(Stored records)

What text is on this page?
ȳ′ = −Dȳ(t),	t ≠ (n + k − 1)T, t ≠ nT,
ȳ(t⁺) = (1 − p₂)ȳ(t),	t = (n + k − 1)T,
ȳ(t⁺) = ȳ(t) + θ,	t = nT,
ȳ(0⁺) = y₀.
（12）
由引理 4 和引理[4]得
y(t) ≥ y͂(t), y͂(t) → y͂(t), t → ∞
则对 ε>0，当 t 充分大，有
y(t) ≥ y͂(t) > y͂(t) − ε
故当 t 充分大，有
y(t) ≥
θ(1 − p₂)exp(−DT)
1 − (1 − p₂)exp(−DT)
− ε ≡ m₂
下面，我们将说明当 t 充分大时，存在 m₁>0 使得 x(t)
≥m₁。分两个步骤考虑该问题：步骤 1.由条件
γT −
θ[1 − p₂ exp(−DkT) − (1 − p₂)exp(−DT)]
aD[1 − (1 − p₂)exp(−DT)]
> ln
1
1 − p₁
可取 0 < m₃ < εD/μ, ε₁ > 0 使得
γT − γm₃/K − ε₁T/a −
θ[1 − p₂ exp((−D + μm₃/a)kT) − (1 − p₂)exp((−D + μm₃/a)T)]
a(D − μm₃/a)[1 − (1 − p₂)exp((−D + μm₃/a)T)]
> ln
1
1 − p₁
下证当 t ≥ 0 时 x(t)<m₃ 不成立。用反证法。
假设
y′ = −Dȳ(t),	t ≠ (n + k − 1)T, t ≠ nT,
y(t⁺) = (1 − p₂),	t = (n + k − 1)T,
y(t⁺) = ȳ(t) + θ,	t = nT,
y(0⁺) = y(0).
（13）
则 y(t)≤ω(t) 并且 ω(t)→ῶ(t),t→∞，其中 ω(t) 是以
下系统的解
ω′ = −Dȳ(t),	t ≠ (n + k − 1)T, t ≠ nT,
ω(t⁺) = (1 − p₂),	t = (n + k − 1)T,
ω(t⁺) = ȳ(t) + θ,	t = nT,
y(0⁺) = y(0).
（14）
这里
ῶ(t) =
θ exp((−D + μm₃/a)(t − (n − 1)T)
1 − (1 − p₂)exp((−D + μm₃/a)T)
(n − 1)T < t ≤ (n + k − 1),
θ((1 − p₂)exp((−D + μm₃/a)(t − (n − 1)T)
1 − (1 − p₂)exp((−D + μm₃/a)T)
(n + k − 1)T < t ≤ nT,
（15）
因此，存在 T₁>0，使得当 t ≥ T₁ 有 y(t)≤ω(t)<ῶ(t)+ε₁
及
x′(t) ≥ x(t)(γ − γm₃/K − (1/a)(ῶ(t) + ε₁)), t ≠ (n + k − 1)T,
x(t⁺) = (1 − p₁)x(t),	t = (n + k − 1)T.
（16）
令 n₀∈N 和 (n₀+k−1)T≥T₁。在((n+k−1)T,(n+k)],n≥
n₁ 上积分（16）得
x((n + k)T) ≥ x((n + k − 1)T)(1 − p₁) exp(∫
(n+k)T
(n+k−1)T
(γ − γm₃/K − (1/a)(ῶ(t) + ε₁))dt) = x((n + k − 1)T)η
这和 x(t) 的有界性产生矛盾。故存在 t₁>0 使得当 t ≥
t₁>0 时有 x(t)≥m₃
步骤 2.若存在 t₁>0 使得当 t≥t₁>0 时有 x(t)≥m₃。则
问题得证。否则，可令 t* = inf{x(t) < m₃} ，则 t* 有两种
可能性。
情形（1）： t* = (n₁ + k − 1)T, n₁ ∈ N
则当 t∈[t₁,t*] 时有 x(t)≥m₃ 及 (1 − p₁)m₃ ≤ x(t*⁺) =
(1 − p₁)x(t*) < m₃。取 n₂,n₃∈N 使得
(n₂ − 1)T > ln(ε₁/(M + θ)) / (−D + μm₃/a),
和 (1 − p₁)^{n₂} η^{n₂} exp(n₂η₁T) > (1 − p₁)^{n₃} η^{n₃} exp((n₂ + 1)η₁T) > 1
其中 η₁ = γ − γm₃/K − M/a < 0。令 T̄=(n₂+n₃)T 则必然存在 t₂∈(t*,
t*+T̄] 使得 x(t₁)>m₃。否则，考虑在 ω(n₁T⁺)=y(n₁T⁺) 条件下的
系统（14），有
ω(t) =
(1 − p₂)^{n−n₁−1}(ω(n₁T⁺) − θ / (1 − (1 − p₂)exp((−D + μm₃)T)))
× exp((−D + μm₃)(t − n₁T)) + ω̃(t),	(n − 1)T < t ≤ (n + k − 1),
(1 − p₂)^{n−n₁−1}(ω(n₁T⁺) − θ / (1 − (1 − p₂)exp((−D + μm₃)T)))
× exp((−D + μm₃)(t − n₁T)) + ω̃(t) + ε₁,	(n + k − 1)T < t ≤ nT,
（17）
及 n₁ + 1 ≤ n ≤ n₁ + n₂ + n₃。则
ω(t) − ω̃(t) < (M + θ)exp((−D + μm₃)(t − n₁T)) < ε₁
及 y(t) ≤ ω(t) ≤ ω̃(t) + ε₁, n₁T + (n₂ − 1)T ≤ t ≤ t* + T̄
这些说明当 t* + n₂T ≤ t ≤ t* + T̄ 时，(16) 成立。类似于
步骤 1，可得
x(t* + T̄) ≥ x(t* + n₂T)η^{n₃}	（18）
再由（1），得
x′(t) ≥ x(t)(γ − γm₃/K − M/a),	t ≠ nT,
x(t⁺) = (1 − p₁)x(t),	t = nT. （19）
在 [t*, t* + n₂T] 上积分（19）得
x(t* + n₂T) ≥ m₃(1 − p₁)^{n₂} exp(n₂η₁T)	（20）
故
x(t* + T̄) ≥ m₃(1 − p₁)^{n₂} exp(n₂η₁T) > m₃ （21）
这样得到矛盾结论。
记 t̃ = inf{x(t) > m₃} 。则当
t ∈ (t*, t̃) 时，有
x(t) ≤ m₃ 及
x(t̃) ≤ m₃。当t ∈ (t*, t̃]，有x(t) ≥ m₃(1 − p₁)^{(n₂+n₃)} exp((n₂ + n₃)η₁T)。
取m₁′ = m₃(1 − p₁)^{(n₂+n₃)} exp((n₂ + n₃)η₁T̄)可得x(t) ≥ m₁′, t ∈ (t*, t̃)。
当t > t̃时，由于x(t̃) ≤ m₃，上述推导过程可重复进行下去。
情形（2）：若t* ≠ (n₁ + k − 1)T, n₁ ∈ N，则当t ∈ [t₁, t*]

Goal :: All of the data must be returned exactly.

Output below ::
What text is on this page?
ȳ′ = −Dȳ(t),	t ≠ (n + k − 1)T, t ≠ nT,
ȳ(t⁺) = (1 − p₂)ȳ(t),	t = (n + k − 1)T,
ȳ(t⁺) = ȳ(t) + θ,	t = nT,
ȳ(0⁺) = y₀.
（12）
由引理 4 和引理[4]得
y(t) ≥ y͂(t), y͂(t) → y͂(t), t → ∞
则对 ε>0，当 t 充分大，有
y(t) ≥ y͂(t) > y͂(t) − ε
故当 t 充分大，有
y(t) ≥
θ(1 − p₂)exp(−DT)
1 − (1 − p₂)exp(−DT)
− ε ≡ m₂
下面，我们将说明当 t 充分大时，存在 m₁>0 使得 x(t)
≥m₁。分两个步骤考虑该问题：步骤 1.由条件
γT −
θ[1 − p₂ exp(−DkT) − (1 − p₂)exp(−DT)]
aD[1 − (1 − p₂)exp(−DT)]
> ln
1
1 − p₁
可取 0 < m₃ < εD/μ, ε₁ > 0 使得
γT − γm₃/K − ε₁T/a −
θ[1 − p₂ exp((−D + μm₃/a)kT) − (1 − p₂)exp((−D + μm₃/a)T)]
a(D − μm₃/a)[1 − (1 − p₂)exp((−D + μm₃/a)T)]
> ln
1
1 − p₁
下证当 t ≥ 0 时 x(t)<m₃ 不成立。用反证法。
假设
y′ = −Dȳ(t),	t ≠ (n + k − 1)T, t ≠ nT,
y(t⁺) = (1 − p₂),	t = (n + k − 1)T,
y(t⁺) = ȳ(t) + θ,	t = nT,
y(0⁺) = y(0).
（13）
则 y(t)≤ω(t) 并且 ω(t)→ῶ(t),t→∞，其中 ω(t) 是以
下系统的解
ω′ = −Dȳ(t),	t ≠ (n + k − 1)T, t ≠ nT,
ω(t⁺) = (1 − p₂),	t = (n + k − 1)T,
ω(t⁺) = ȳ(t) + θ,	t = nT,
y(0⁺) = y(0).
（14）
这里
ῶ(t) =
θ exp((−D + μm₃/a)(t − (n − 1)T)
1 − (1 − p₂)exp((−D + μm₃/a)T)
(n − 1)T < t ≤ (n + k − 1),
θ((1 − p₂)exp((−D + μm₃/a)(t − (n − 1)T)
1 − (1 − p₂)exp((−D + μm₃/a)T)
(n + k − 1)T < t ≤ nT,
（15）
因此，存在 T₁>0，使得当 t ≥ T₁ 有 y(t)≤ω(t)<ῶ(t)+ε₁
及
x′(t) ≥ x(t)(γ − γm₃/K − (1/a)(ῶ(t) + ε₁)), t ≠ (n + k − 1)T,
x(t⁺) = (1 − p₁)x(t),	t = (n + k − 1)T.
（16）
令 n₀∈N 和 (n₀+k−1)T≥T₁。在((n+k−1)T,(n+k)],n≥
n₁ 上积分（16）得
x((n + k)T) ≥ x((n + k − 1)T)(1 − p₁) exp(∫
(n+k)T
(n+k−1)T
(γ − γm₃/K − (1/a)(ῶ(t) + ε₁))dt) = x((n + k − 1)T)η
这和 x(t) 的有界性产生矛盾。故存在 t₁>0 使得当 t ≥
t₁>0 时有 x(t)≥m₃
步骤 2.若存在 t₁>0 使得当 t≥t₁>0 时有 x(t)≥m₃。则
问题得证。否则，可令 t* = inf{x(t) < m₃} ，则 t* 有两种
可能性。
情形（1）： t* = (n₁ + k − 1)T, n₁ ∈ N
则当 t∈[t₁,t*] 时有 x(t)≥m₃ 及 (1 − p₁)m₃ ≤ x(t*⁺) =
(1 − p₁)x(t*) < m₃。取 n₂,n₃∈N 使得
(n₂ − 1)T > ln(ε₁/(M + θ)) / (−D + μm₃/a),
和 (1 − p₁)^{n₂} η^{n₂} exp(n₂η₁T) > (1 − p₁)^{n₃} η^{n₃} exp((n₂ + 1)η₁T) > 1
其中 η₁ = γ − γm₃/K − M/a < 0。令 T̄=(n₂+n₃)T 则必然存在 t₂∈(t*,
t*+T̄] 使得 x(t₁)>m₃。否则，考虑在 ω(n₁T⁺)=y(n₁T⁺) 条件下的
系统（14），有
ω(t) =
(1 − p₂)^{n−n₁−1}(ω(n₁T⁺) − θ / (1 − (1 − p₂)exp((−D + μm₃)T)))
× exp((−D + μm₃)(t − n₁T)) + ω̃(t),	(n − 1)T < t ≤ (n + k − 1),
(1 − p₂)^{n−n₁−1}(ω(n₁T⁺) − θ / (1 − (1 − p₂)exp((−D + μm₃)T)))
× exp((−D + μm₃)(t − n₁T)) + ω̃(t) + ε₁,	(n + k − 1)T < t ≤ nT,
（17）
及 n₁ + 1 ≤ n ≤ n₁ + n₂ + n₃。则
ω(t) − ω̃(t) < (M + θ)exp((−D + μm₃)(t − n₁T)) < ε₁
及 y(t) ≤ ω(t) ≤ ω̃(t) + ε₁, n₁T + (n₂ − 1)T ≤ t ≤ t* + T̄
这些说明当 t* + n₂T ≤ t ≤ t* + T̄ 时，(16) 成立。类似于
步骤 1，可得
x(t* + T̄) ≥ x(t* + n₂T)η^{n₃}	（18）
再由（1），得
x′(t) ≥ x(t)(γ − γm₃/K − M/a),	t ≠ nT,
x(t⁺) = (1 − p₁)x(t),	t = nT. （19）
在 [t*, t* + n₂T] 上积分（19）得
x(t* + n₂T) ≥ m₃(1 − p₁)^{n₂} exp(n₂η₁T)	（20）
故
x(t* + T̄) ≥ m₃(1 − p₁)^{n₂} exp(n₂η₁T) > m₃ （21）
这样得到矛盾结论。
记 t̃ = inf{x(t) > m₃} 。则当
t ∈ (t*, t̃) 时，有
x(t) ≤ m₃ 及
x(t̃) ≤ m₃。当t ∈ (t*, t̃]，有x(t) ≥ m₃(1 − p₁)^{(n₂+n₃)} exp((n₂ + n₃)η₁T)。
取m₁′ = m₃(1 − p₁)^{(n₂+n₃)} exp((n₂ + n₃)η₁T̄)可得x(t) ≥ m₁′, t ∈ (t*, t̃)。
当t > t̃时，由于x(t̃) ≤ m₃，上述推导过程可重复进行下去。
情形（2）：若t* ≠ (n₁ + k − 1)T, n₁ ∈ N，则当t ∈ [t₁, t*]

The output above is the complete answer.